### [Items]
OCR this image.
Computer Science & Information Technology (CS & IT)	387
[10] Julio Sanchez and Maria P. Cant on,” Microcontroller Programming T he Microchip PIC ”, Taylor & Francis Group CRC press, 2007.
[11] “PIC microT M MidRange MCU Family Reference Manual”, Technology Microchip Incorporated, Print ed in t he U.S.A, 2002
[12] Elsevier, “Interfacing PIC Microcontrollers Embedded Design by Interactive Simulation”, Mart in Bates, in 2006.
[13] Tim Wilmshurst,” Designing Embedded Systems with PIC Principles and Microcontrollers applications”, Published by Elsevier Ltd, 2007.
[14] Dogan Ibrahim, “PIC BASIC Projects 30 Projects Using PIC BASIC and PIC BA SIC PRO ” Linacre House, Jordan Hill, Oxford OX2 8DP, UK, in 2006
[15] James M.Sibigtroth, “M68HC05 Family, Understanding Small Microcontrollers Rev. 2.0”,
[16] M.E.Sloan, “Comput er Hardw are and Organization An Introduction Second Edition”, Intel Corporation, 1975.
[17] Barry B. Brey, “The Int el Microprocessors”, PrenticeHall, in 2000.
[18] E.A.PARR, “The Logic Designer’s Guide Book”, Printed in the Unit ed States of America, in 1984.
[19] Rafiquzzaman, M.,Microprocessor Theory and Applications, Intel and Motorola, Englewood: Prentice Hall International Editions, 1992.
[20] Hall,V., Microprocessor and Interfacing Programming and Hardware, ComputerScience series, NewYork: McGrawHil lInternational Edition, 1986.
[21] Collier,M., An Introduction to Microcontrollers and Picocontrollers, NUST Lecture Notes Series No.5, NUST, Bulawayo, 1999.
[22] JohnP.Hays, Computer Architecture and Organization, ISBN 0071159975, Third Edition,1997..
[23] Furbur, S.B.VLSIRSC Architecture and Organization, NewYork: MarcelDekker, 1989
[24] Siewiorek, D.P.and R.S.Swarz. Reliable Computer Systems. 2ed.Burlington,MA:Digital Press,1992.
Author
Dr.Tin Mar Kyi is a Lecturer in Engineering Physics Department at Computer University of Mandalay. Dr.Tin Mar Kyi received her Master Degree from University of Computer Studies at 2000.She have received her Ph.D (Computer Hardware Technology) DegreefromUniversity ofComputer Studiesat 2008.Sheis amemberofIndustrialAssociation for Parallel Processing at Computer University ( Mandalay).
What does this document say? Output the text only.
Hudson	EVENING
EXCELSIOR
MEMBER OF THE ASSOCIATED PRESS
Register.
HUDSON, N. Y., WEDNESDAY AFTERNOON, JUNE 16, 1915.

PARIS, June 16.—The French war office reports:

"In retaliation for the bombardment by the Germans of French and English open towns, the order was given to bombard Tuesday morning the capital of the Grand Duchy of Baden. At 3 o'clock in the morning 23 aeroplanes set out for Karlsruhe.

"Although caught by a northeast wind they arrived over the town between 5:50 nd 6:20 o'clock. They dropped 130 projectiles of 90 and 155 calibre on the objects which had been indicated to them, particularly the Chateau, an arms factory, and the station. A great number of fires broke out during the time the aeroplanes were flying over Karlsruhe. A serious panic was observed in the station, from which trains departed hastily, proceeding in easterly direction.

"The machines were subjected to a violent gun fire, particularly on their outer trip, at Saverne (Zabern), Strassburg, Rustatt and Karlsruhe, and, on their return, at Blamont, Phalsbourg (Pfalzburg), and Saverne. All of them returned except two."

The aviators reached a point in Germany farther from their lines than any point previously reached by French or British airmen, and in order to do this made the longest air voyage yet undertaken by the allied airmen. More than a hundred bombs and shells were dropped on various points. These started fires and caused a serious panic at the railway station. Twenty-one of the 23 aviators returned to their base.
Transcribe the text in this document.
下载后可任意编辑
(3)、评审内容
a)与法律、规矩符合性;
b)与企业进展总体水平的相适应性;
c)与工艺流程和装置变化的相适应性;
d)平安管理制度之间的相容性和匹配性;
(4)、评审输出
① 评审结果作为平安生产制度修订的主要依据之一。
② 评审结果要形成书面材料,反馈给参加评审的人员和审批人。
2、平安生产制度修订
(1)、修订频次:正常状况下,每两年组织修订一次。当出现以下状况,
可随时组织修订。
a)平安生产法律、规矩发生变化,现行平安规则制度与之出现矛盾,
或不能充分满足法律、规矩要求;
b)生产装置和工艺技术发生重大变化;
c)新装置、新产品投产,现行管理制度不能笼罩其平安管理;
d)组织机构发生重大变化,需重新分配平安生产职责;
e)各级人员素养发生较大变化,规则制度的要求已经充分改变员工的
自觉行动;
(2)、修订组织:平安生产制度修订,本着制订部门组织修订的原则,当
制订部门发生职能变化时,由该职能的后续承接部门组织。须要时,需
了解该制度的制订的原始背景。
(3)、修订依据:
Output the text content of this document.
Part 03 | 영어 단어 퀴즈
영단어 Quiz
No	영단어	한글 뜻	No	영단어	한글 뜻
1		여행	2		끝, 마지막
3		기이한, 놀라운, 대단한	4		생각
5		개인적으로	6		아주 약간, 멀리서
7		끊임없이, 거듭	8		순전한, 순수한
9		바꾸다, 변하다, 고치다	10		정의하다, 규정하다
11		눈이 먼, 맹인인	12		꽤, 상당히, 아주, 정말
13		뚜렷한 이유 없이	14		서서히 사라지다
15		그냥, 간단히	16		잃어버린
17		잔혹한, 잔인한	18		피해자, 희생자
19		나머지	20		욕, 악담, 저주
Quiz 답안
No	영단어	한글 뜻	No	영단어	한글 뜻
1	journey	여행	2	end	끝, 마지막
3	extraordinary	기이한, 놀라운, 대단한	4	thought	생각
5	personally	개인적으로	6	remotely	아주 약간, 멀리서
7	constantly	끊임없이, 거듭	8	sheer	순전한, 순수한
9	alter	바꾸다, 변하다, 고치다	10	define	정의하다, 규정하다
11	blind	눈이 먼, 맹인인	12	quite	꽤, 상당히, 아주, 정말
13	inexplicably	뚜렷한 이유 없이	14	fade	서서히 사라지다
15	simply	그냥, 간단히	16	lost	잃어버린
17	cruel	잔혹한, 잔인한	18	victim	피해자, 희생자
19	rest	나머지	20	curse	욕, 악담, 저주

### [The task]
In the records above, locate each line with the word "규정하다". Copy all such lines.

### [Result for this task]
9		바꾸다, 변하다, 고치다	10		정의하다, 규정하다
9	alter	바꾸다, 변하다, 고치다	10	define	정의하다, 규정하다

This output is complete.